Reproduce each of the following rows verbatim.
== == ==
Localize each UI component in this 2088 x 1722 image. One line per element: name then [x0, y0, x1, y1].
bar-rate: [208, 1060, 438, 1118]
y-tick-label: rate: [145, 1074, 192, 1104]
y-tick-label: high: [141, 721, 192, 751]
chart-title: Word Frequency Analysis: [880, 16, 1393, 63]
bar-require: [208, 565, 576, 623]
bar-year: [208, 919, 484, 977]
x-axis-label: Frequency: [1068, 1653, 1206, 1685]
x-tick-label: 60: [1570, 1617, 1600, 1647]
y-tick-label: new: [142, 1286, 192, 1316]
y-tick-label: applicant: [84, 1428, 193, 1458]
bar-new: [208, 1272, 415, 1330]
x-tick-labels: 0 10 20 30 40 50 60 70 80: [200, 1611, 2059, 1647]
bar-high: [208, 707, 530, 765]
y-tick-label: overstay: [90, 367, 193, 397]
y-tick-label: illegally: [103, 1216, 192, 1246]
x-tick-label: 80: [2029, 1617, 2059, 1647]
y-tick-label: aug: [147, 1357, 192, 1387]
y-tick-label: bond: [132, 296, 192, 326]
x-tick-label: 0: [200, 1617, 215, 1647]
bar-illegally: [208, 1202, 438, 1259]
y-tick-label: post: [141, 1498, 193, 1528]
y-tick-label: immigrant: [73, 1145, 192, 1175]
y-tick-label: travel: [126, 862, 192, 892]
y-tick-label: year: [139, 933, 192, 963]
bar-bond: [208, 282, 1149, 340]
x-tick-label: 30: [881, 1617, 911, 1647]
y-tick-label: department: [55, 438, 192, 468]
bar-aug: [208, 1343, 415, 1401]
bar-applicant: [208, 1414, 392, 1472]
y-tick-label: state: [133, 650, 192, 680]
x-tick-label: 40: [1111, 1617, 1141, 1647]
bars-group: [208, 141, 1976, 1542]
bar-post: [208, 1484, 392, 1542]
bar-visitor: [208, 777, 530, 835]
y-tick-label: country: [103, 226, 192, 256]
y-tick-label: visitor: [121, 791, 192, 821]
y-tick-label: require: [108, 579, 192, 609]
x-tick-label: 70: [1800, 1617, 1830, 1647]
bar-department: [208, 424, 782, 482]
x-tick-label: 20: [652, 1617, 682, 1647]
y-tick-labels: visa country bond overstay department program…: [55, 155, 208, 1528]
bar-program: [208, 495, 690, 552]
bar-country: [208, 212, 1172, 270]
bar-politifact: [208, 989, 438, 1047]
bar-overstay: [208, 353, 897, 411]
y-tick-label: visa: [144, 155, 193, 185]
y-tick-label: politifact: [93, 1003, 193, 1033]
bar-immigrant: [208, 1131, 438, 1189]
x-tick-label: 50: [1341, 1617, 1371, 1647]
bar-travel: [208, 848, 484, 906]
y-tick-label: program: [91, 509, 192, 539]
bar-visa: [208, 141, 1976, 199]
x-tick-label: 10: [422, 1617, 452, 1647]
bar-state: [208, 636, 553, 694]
== == ==
TASK RESULT:
Localize each UI component in this 2088 x 1722 image. One line per element: name then [x0, y0, x1, y1].
bar-rate: [208, 1060, 438, 1118]
y-tick-label: rate: [145, 1074, 192, 1104]
y-tick-label: high: [141, 721, 192, 751]
chart-title: Word Frequency Analysis: [880, 16, 1393, 63]
bar-require: [208, 565, 576, 623]
bar-year: [208, 919, 484, 977]
x-axis-label: Frequency: [1068, 1653, 1206, 1685]
x-tick-label: 60: [1570, 1617, 1600, 1647]
y-tick-label: new: [142, 1286, 192, 1316]
y-tick-label: applicant: [84, 1428, 193, 1458]
bar-new: [208, 1272, 415, 1330]
x-tick-labels: 0 10 20 30 40 50 60 70 80: [200, 1611, 2059, 1647]
bar-high: [208, 707, 530, 765]
y-tick-label: overstay: [90, 367, 193, 397]
y-tick-label: illegally: [103, 1216, 192, 1246]
x-tick-label: 80: [2029, 1617, 2059, 1647]
y-tick-label: aug: [147, 1357, 192, 1387]
y-tick-label: bond: [132, 296, 192, 326]
x-tick-label: 0: [200, 1617, 215, 1647]
bar-illegally: [208, 1202, 438, 1259]
y-tick-label: post: [141, 1498, 193, 1528]
y-tick-label: immigrant: [73, 1145, 192, 1175]
y-tick-label: travel: [126, 862, 192, 892]
y-tick-label: year: [139, 933, 192, 963]
bar-bond: [208, 282, 1149, 340]
x-tick-label: 30: [881, 1617, 911, 1647]
y-tick-label: department: [55, 438, 192, 468]
bar-aug: [208, 1343, 415, 1401]
bar-applicant: [208, 1414, 392, 1472]
y-tick-label: state: [133, 650, 192, 680]
x-tick-label: 40: [1111, 1617, 1141, 1647]
bars-group: [208, 141, 1976, 1542]
bar-post: [208, 1484, 392, 1542]
bar-visitor: [208, 777, 530, 835]
y-tick-label: country: [103, 226, 192, 256]
y-tick-label: visitor: [121, 791, 192, 821]
y-tick-label: require: [108, 579, 192, 609]
x-tick-label: 70: [1800, 1617, 1830, 1647]
bar-department: [208, 424, 782, 482]
x-tick-label: 20: [652, 1617, 682, 1647]
y-tick-labels: visa country bond overstay department program…: [55, 155, 208, 1528]
bar-program: [208, 495, 690, 552]
bar-country: [208, 212, 1172, 270]
bar-politifact: [208, 989, 438, 1047]
bar-overstay: [208, 353, 897, 411]
y-tick-label: visa: [144, 155, 193, 185]
y-tick-label: politifact: [93, 1003, 193, 1033]
bar-immigrant: [208, 1131, 438, 1189]
x-tick-label: 50: [1341, 1617, 1371, 1647]
bar-travel: [208, 848, 484, 906]
y-tick-label: program: [91, 509, 192, 539]
bar-visa: [208, 141, 1976, 199]
x-tick-label: 10: [422, 1617, 452, 1647]
bar-state: [208, 636, 553, 694]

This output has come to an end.